>> BEGIN

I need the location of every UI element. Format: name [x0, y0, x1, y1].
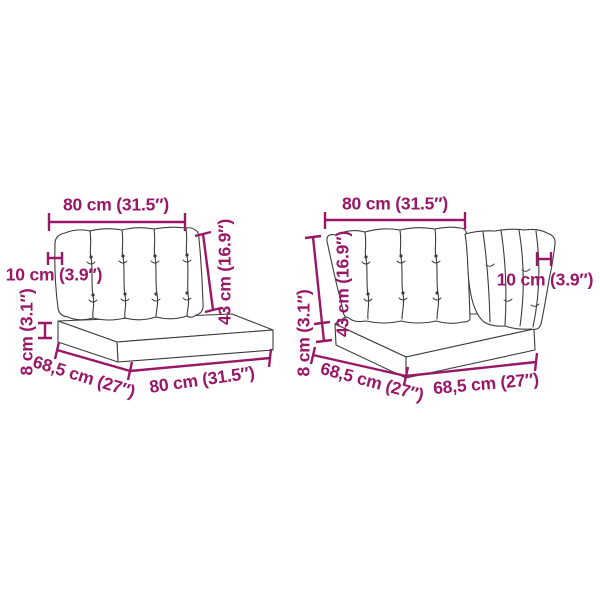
left-dimension-lines: [38, 213, 273, 381]
right-side-thickness-label: 10 cm (3.9″): [496, 269, 594, 290]
left-cushion-set-drawing: [54, 226, 274, 363]
right-back-height-label: 43 cm (16.9″): [332, 231, 353, 337]
left-back-cushion-tuft-buttons: [89, 253, 189, 297]
right-side-cushion-lobe-seams: [482, 229, 540, 328]
right-seat-depth-right-dim: [405, 352, 539, 378]
right-seat-thickness-label: 8 cm (3.1″): [293, 289, 314, 377]
left-seat-thickness-dim: [38, 321, 52, 340]
right-back-height-and-seat-thickness-dim: [304, 234, 333, 344]
left-top-width-dim: [47, 213, 187, 231]
left-back-cushion-channel-seams: [89, 227, 190, 319]
right-top-width-dim: [323, 212, 467, 229]
right-side-cushion-fold-marks: [485, 263, 540, 307]
left-back-height-dim: [194, 230, 222, 314]
left-seat-left-face: [57, 320, 119, 363]
right-back-cushion-tuft-buttons: [364, 254, 439, 296]
right-back-cushion-fold-marks: [361, 260, 442, 302]
right-cushion-set-drawing: [326, 226, 556, 379]
right-side-cushion-outline: [464, 228, 556, 330]
left-back-thickness-dim: [46, 252, 64, 265]
right-top-width-label: 80 cm (31.5″): [342, 193, 448, 214]
right-dimension-lines: [304, 212, 553, 386]
right-side-thickness-dim: [535, 252, 553, 266]
left-seat-width-dim: [129, 348, 273, 373]
left-back-cushion-fold-marks: [86, 259, 192, 303]
left-back-thickness-label: 10 cm (3.9″): [5, 264, 103, 285]
left-back-height-label: 43 cm (16.9″): [214, 219, 235, 325]
left-top-width-label: 80 cm (31.5″): [63, 194, 169, 215]
right-back-cushion-channel-seams: [364, 228, 440, 320]
left-back-cushion-outline: [54, 226, 204, 321]
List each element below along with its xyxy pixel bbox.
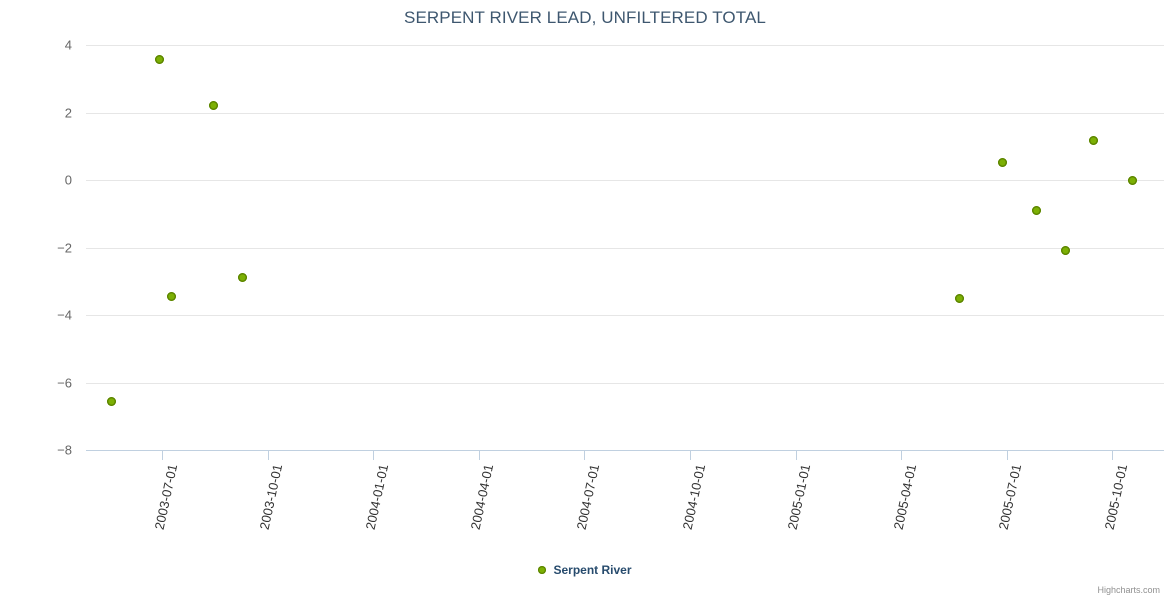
chart-legend[interactable]: Serpent River xyxy=(0,563,1170,577)
x-axis-tick-mark xyxy=(690,450,691,460)
x-axis-tick-mark xyxy=(373,450,375,460)
y-gridline xyxy=(86,315,1164,316)
y-axis-tick-label: −4 xyxy=(57,307,72,323)
y-axis-tick-label: −8 xyxy=(57,442,72,458)
x-axis-tick-mark xyxy=(795,450,797,460)
x-axis-tick-label: 2005-07-01 xyxy=(995,462,1025,531)
y-axis-tick-label: −2 xyxy=(57,240,72,255)
data-point[interactable] xyxy=(209,100,219,110)
y-axis-tick-label: 2 xyxy=(64,105,72,120)
plot-area: 4 2 0 −2 −4 −6 −8 2003-07-01 2003-10-01 2004-01-0… xyxy=(57,39,1164,531)
x-axis-tick-mark xyxy=(901,450,903,460)
data-point[interactable] xyxy=(155,55,165,65)
x-axis-tick-mark xyxy=(584,450,586,460)
data-point[interactable] xyxy=(1127,175,1137,185)
x-axis-tick-label: 2004-10-01 xyxy=(679,462,708,531)
legend-marker-icon xyxy=(538,566,547,574)
data-point[interactable] xyxy=(238,273,248,283)
x-axis-tick-label: 2004-04-01 xyxy=(467,462,497,531)
x-axis-tick-label: 2005-01-01 xyxy=(784,462,814,531)
x-axis-tick-label: 2004-01-01 xyxy=(362,462,391,531)
y-gridline xyxy=(86,45,1164,46)
credits-link[interactable]: Highcharts.com xyxy=(1097,585,1160,595)
y-gridline xyxy=(86,247,1164,249)
data-point[interactable] xyxy=(955,293,965,303)
y-axis-tick-label: 4 xyxy=(64,37,72,53)
chart-title: SERPENT RIVER LEAD, UNFILTERED TOTAL xyxy=(404,8,766,27)
legend-item-label[interactable]: Serpent River xyxy=(553,563,632,577)
data-point[interactable] xyxy=(1089,136,1099,146)
x-axis-tick-mark xyxy=(1112,450,1114,460)
x-axis-tick-label: 2005-10-01 xyxy=(1101,462,1131,531)
y-gridline xyxy=(86,382,1164,384)
x-axis-tick-label: 2004-07-01 xyxy=(573,462,603,531)
x-axis-tick-mark xyxy=(162,450,163,460)
y-gridline xyxy=(86,112,1164,114)
y-axis-tick-label: −6 xyxy=(57,375,72,390)
x-axis-tick-label: 2005-04-01 xyxy=(890,462,919,531)
x-axis-tick-label: 2003-10-01 xyxy=(256,462,286,531)
data-point[interactable] xyxy=(998,157,1008,167)
data-point[interactable] xyxy=(1031,205,1041,215)
x-axis-tick-label: 2003-07-01 xyxy=(151,462,180,531)
x-axis-tick-mark xyxy=(267,450,269,460)
y-axis-tick-label: 0 xyxy=(64,172,72,188)
x-axis-line xyxy=(86,450,1164,451)
data-point[interactable] xyxy=(1060,246,1070,256)
data-point[interactable] xyxy=(166,291,176,301)
x-axis-tick-mark xyxy=(1006,450,1008,460)
data-point[interactable] xyxy=(106,396,116,406)
x-axis-tick-mark xyxy=(478,450,480,460)
y-gridline xyxy=(86,180,1164,181)
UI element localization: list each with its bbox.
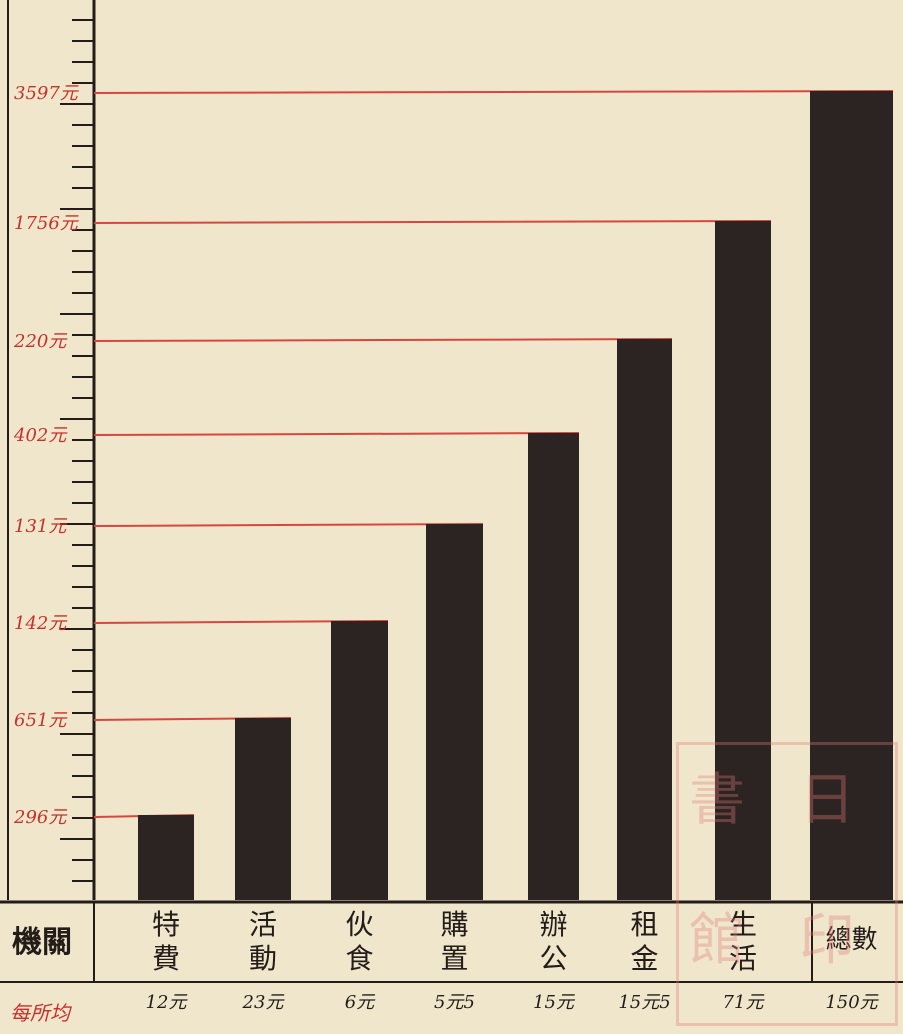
category-table: 機關每所均特費12元活動23元伙食6元購置5元5辦公15元租金15元5生活71元… bbox=[0, 900, 903, 1025]
category-label: 辦 bbox=[539, 908, 567, 941]
value-label: 1756元 bbox=[14, 213, 80, 234]
category-label: 活 bbox=[249, 908, 277, 941]
seal-char: 館 bbox=[689, 908, 745, 973]
category-label: 動 bbox=[249, 942, 277, 975]
seal-char: 書 bbox=[689, 768, 745, 833]
bar-購置 bbox=[426, 524, 483, 900]
bars bbox=[138, 91, 893, 900]
guide-line bbox=[93, 220, 772, 224]
row-header: 機關 bbox=[12, 925, 72, 960]
guide-line bbox=[93, 338, 673, 342]
category-label: 費 bbox=[152, 942, 180, 975]
category-label: 置 bbox=[440, 942, 468, 975]
bar-辦公 bbox=[528, 433, 579, 900]
bar-伙食 bbox=[331, 621, 388, 900]
value-label: 131元 bbox=[14, 516, 68, 537]
category-label: 金 bbox=[630, 942, 658, 975]
value-label: 296元 bbox=[13, 807, 68, 828]
footer-value: 6元 bbox=[345, 992, 376, 1013]
axis bbox=[7, 0, 96, 900]
guide-lines: 296元 651元 142元 131元 402元 220元 1756元 3597元 bbox=[13, 83, 894, 828]
bar-租金 bbox=[617, 339, 672, 900]
category-label: 生 bbox=[729, 908, 757, 941]
bar-特費 bbox=[138, 815, 194, 900]
seal-char: 日 bbox=[799, 768, 855, 833]
seal-char: 印 bbox=[799, 908, 855, 973]
category-label: 伙 bbox=[345, 908, 373, 941]
category-label: 特 bbox=[152, 908, 180, 941]
footer-value: 15元 bbox=[533, 992, 576, 1013]
footer-value: 150元 bbox=[825, 992, 879, 1013]
guide-line bbox=[93, 90, 894, 94]
value-label: 402元 bbox=[13, 425, 68, 446]
guide-line bbox=[93, 432, 580, 436]
category-label: 食 bbox=[345, 942, 373, 975]
category-label: 公 bbox=[539, 942, 567, 975]
library-seal-stamp: 書 館 印 日 bbox=[676, 742, 898, 1026]
footer-value: 23元 bbox=[242, 992, 286, 1013]
bar-生活 bbox=[715, 221, 771, 900]
bar-總數 bbox=[810, 91, 893, 900]
footer-value: 5元5 bbox=[434, 992, 475, 1013]
footer-value: 15元5 bbox=[618, 992, 670, 1013]
category-label: 租 bbox=[630, 908, 658, 941]
value-label: 3597元 bbox=[14, 83, 80, 104]
value-label: 142元 bbox=[14, 613, 68, 634]
category-label: 活 bbox=[729, 942, 757, 975]
footer-label: 每所均 bbox=[10, 1001, 72, 1025]
footer-value: 71元 bbox=[723, 992, 766, 1013]
value-label: 220元 bbox=[13, 331, 68, 352]
category-label: 總數 bbox=[825, 925, 877, 955]
footer-value: 12元 bbox=[146, 992, 189, 1013]
bar-活動 bbox=[235, 718, 291, 900]
guide-line bbox=[93, 523, 484, 527]
value-label: 651元 bbox=[14, 710, 68, 731]
category-label: 購 bbox=[440, 908, 468, 941]
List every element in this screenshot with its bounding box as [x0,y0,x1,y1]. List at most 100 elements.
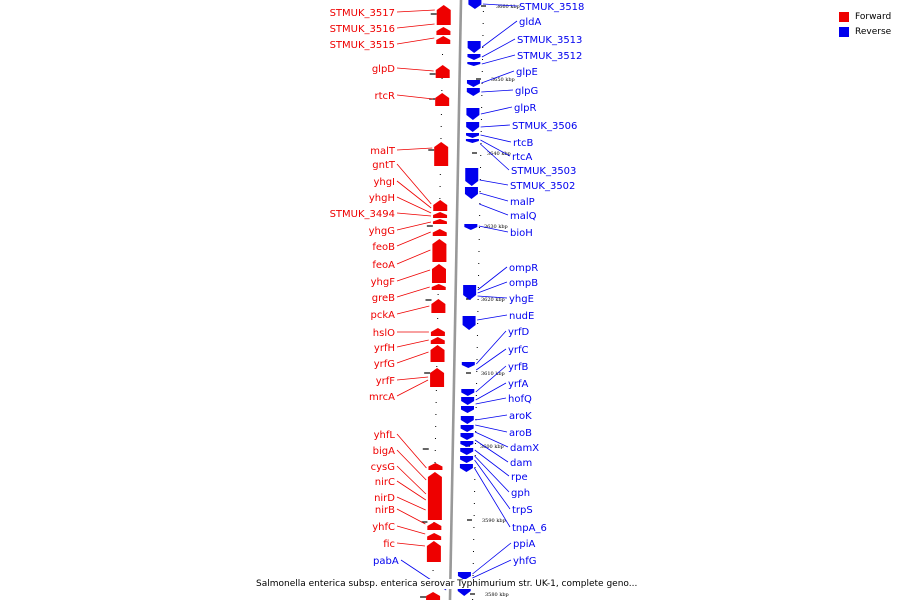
reverse-gene-arrow[interactable] [460,433,474,440]
reverse-gene-label-malp[interactable]: malP [510,197,535,208]
forward-gene-arrow[interactable] [432,229,447,236]
forward-gene-label-nird[interactable]: nirD [374,493,395,504]
forward-gene-label-yhgi[interactable]: yhgI [373,177,395,188]
reverse-gene-label-stmuk-3518[interactable]: STMUK_3518 [519,2,584,13]
reverse-gene-label-arob[interactable]: aroB [509,428,532,439]
forward-gene-arrow[interactable] [435,65,450,78]
forward-gene-label-yhgg[interactable]: yhgG [369,226,395,237]
forward-gene-label-pcka[interactable]: pckA [371,310,396,321]
reverse-gene-arrow[interactable] [460,425,474,432]
forward-gene-arrow[interactable] [436,5,451,25]
reverse-gene-arrow[interactable] [461,397,475,405]
reverse-gene-arrow[interactable] [460,406,474,413]
reverse-gene-arrow[interactable] [466,80,480,87]
reverse-gene-arrow[interactable] [461,362,475,368]
reverse-gene-arrow[interactable] [463,285,477,300]
reverse-gene-label-damx[interactable]: damX [510,443,539,454]
forward-gene-arrow[interactable] [430,345,445,362]
forward-gene-label-cysg[interactable]: cysG [371,462,395,473]
reverse-gene-arrow[interactable] [467,62,481,66]
forward-gene-label-yhfc[interactable]: yhfC [372,522,395,533]
reverse-gene-label-malq[interactable]: malQ [510,211,537,222]
reverse-gene-label-ompb[interactable]: ompB [509,278,538,289]
forward-gene-arrow[interactable] [430,368,445,387]
reverse-gene-label-hofq[interactable]: hofQ [508,394,532,405]
reverse-gene-arrow[interactable] [459,464,473,472]
forward-gene-label-glpd[interactable]: glpD [372,64,395,75]
reverse-gene-arrow[interactable] [457,572,471,580]
forward-gene-arrow[interactable] [426,541,441,562]
reverse-gene-label-glpr[interactable]: glpR [514,103,536,114]
reverse-gene-arrow[interactable] [460,441,474,447]
forward-gene-label-nirc[interactable]: nirC [375,477,395,488]
forward-gene-label-stmuk-3515[interactable]: STMUK_3515 [330,40,395,51]
reverse-gene-arrow[interactable] [467,41,481,53]
reverse-gene-label-trps[interactable]: trpS [512,505,533,516]
forward-gene-arrow[interactable] [431,264,446,283]
reverse-gene-arrow[interactable] [460,448,474,455]
reverse-gene-label-yrfa[interactable]: yrfA [508,379,529,390]
forward-gene-label-stmuk-3516[interactable]: STMUK_3516 [330,24,395,35]
reverse-gene-label-dam[interactable]: dam [510,458,532,469]
forward-gene-label-yhfl[interactable]: yhfL [374,430,396,441]
forward-gene-label-yhgf[interactable]: yhgF [371,277,396,288]
forward-gene-arrow[interactable] [432,219,447,224]
reverse-gene-arrow[interactable] [460,456,474,463]
forward-gene-label-greb[interactable]: greB [372,293,395,304]
forward-gene-label-mrca[interactable]: mrcA [369,392,395,403]
forward-gene-label-nirb[interactable]: nirB [375,505,395,516]
forward-gene-arrow[interactable] [427,472,442,520]
reverse-gene-arrow[interactable] [461,389,475,396]
reverse-gene-label-stmuk-3506[interactable]: STMUK_3506 [512,121,577,132]
legend-item-reverse[interactable]: Reverse [839,24,891,39]
forward-gene-arrow[interactable] [432,239,447,262]
reverse-gene-label-yhfg[interactable]: yhfG [513,556,537,567]
forward-gene-arrow[interactable] [426,592,441,600]
forward-gene-arrow[interactable] [430,328,445,336]
forward-gene-arrow[interactable] [433,212,448,218]
reverse-gene-arrow[interactable] [466,88,480,96]
reverse-gene-arrow[interactable] [464,224,478,230]
reverse-gene-label-paba[interactable]: pabA [373,556,399,567]
reverse-gene-label-tnpa-6[interactable]: tnpA_6 [512,523,547,534]
reverse-gene-label-arok[interactable]: aroK [509,411,532,422]
forward-gene-arrow[interactable] [427,533,442,540]
forward-gene-arrow[interactable] [431,284,446,290]
legend-item-forward[interactable]: Forward [839,9,891,24]
reverse-gene-label-nude[interactable]: nudE [509,311,534,322]
reverse-gene-arrow[interactable] [462,316,476,330]
reverse-gene-label-rpe[interactable]: rpe [511,472,528,483]
reverse-gene-label-glpg[interactable]: glpG [515,86,538,97]
forward-gene-label-feoa[interactable]: feoA [372,260,395,271]
forward-gene-label-rtcr[interactable]: rtcR [375,91,396,102]
reverse-gene-label-gph[interactable]: gph [511,488,530,499]
forward-gene-label-yrfg[interactable]: yrfG [374,359,395,370]
reverse-gene-label-rtca[interactable]: rtcA [512,152,533,163]
reverse-gene-label-stmuk-3513[interactable]: STMUK_3513 [517,35,582,46]
reverse-gene-label-yhge[interactable]: yhgE [509,294,534,305]
forward-gene-arrow[interactable] [430,337,445,344]
forward-gene-label-stmuk-3494[interactable]: STMUK_3494 [330,209,395,220]
reverse-gene-arrow[interactable] [466,108,480,120]
forward-gene-label-biga[interactable]: bigA [373,446,395,457]
forward-gene-arrow[interactable] [436,36,451,44]
forward-gene-arrow[interactable] [431,299,446,313]
reverse-gene-arrow[interactable] [465,139,479,143]
reverse-gene-label-bioh[interactable]: bioH [510,228,533,239]
reverse-gene-label-glpe[interactable]: glpE [516,67,538,78]
forward-gene-label-fic[interactable]: fic [383,539,395,550]
forward-gene-arrow[interactable] [427,522,442,530]
forward-gene-label-malt[interactable]: malT [370,146,396,157]
forward-gene-arrow[interactable] [428,463,443,470]
reverse-gene-label-ompr[interactable]: ompR [509,263,538,274]
reverse-gene-label-yrfc[interactable]: yrfC [508,345,529,356]
reverse-gene-arrow[interactable] [464,187,478,199]
forward-gene-arrow[interactable] [434,142,449,166]
reverse-gene-arrow[interactable] [465,168,479,186]
reverse-gene-label-stmuk-3502[interactable]: STMUK_3502 [510,181,575,192]
forward-gene-label-feob[interactable]: feoB [372,242,395,253]
reverse-gene-label-ppia[interactable]: ppiA [513,539,535,550]
forward-gene-arrow[interactable] [433,200,448,211]
forward-gene-label-yrff[interactable]: yrfF [376,376,396,387]
reverse-gene-label-rtcb[interactable]: rtcB [513,138,534,149]
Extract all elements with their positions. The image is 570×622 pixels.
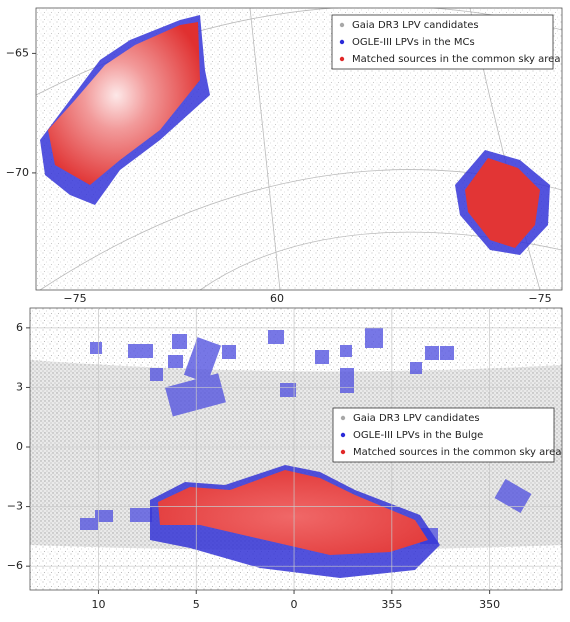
x-tick-label: 0 (291, 598, 298, 611)
y-tick-label: −6 (7, 559, 23, 572)
lmc-cloud (40, 15, 210, 205)
smc-cloud (455, 150, 550, 255)
y-tick-label: 3 (16, 380, 23, 393)
ogle-fields (80, 328, 532, 544)
legend-marker (340, 449, 346, 455)
legend-label: Matched sources in the common sky area (352, 54, 560, 65)
legend: Gaia DR3 LPV candidates OGLE-III LPVs in … (331, 14, 560, 70)
legend-marker (339, 39, 345, 45)
panel (29, 307, 563, 591)
x-tick-label: 355 (381, 598, 402, 611)
legend-label: Gaia DR3 LPV candidates (353, 413, 480, 424)
legend-label: Gaia DR3 LPV candidates (352, 20, 479, 31)
y-tick-label: 0 (16, 440, 23, 453)
x-tick-label: 60 (270, 292, 284, 305)
legend-marker (340, 432, 346, 438)
legend-marker (339, 56, 345, 62)
y-tick-label: −3 (7, 500, 23, 513)
legend-box (331, 14, 554, 70)
y-tick-label: −65 (6, 46, 29, 59)
bulge-red (158, 470, 428, 555)
legend: Gaia DR3 LPV candidates OGLE-III LPVs in … (332, 407, 561, 463)
y-tick-label: 6 (16, 321, 23, 334)
x-tick-label: −75 (63, 292, 86, 305)
y-tick-label: −70 (6, 166, 29, 179)
legend-box (332, 407, 555, 463)
x-tick-label: 10 (91, 598, 105, 611)
x-tick-label: 5 (193, 598, 200, 611)
legend-marker (339, 22, 345, 28)
x-tick-label: 350 (479, 598, 500, 611)
legend-marker (340, 415, 346, 421)
legend-label: OGLE-III LPVs in the MCs (352, 37, 475, 48)
x-tick-label: −75 (528, 292, 551, 305)
legend-label: Matched sources in the common sky area (353, 447, 561, 458)
legend-label: OGLE-III LPVs in the Bulge (353, 430, 483, 441)
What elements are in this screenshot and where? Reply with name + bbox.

>> END

Rewrite the lines of the material that begin at the line containing "chart-legend[interactable]: Serpent River" and end at the line containing "y-gridline xyxy=(86,112,1164,114)", swapping "data-point" for "plot-point" and keeping everything else the same. Give only those lines.

Expected answer:
chart-legend[interactable]: Serpent River xyxy=(0,563,1170,577)
x-axis-tick-mark xyxy=(690,450,691,460)
x-axis-tick-mark xyxy=(373,450,375,460)
y-gridline xyxy=(86,315,1164,316)
y-axis-tick-label: −4 xyxy=(57,307,72,323)
y-axis-tick-label: −8 xyxy=(57,442,72,458)
x-axis-tick-mark xyxy=(795,450,797,460)
x-axis-tick-label: 2005-07-01 xyxy=(995,462,1025,531)
y-axis-tick-label: −2 xyxy=(57,240,72,255)
plot-point[interactable] xyxy=(209,100,219,110)
y-axis-tick-label: 2 xyxy=(64,105,72,120)
plot-area: 4 2 0 −2 −4 −6 −8 2003-07-01 2003-10-01 2004-01-0… xyxy=(57,39,1164,531)
x-axis-tick-mark xyxy=(901,450,903,460)
plot-point[interactable] xyxy=(155,55,165,65)
x-axis-tick-mark xyxy=(584,450,586,460)
plot-point[interactable] xyxy=(1127,175,1137,185)
x-axis-tick-label: 2004-10-01 xyxy=(679,462,708,531)
legend-marker-icon xyxy=(538,566,547,574)
plot-point[interactable] xyxy=(238,273,248,283)
x-axis-tick-label: 2004-04-01 xyxy=(467,462,497,531)
x-axis-tick-label: 2005-01-01 xyxy=(784,462,814,531)
x-axis-tick-label: 2004-01-01 xyxy=(362,462,391,531)
y-gridline xyxy=(86,45,1164,46)
credits-link[interactable]: Highcharts.com xyxy=(1097,585,1160,595)
y-gridline xyxy=(86,247,1164,249)
plot-point[interactable] xyxy=(955,293,965,303)
y-axis-tick-label: 4 xyxy=(64,37,72,53)
chart-title: SERPENT RIVER LEAD, UNFILTERED TOTAL xyxy=(404,8,766,27)
legend-item-label[interactable]: Serpent River xyxy=(553,563,632,577)
plot-point[interactable] xyxy=(1089,136,1099,146)
x-axis-tick-mark xyxy=(1112,450,1114,460)
x-axis-tick-label: 2005-10-01 xyxy=(1101,462,1131,531)
y-gridline xyxy=(86,382,1164,384)
x-axis-tick-label: 2004-07-01 xyxy=(573,462,603,531)
x-axis-tick-mark xyxy=(162,450,163,460)
y-gridline xyxy=(86,112,1164,114)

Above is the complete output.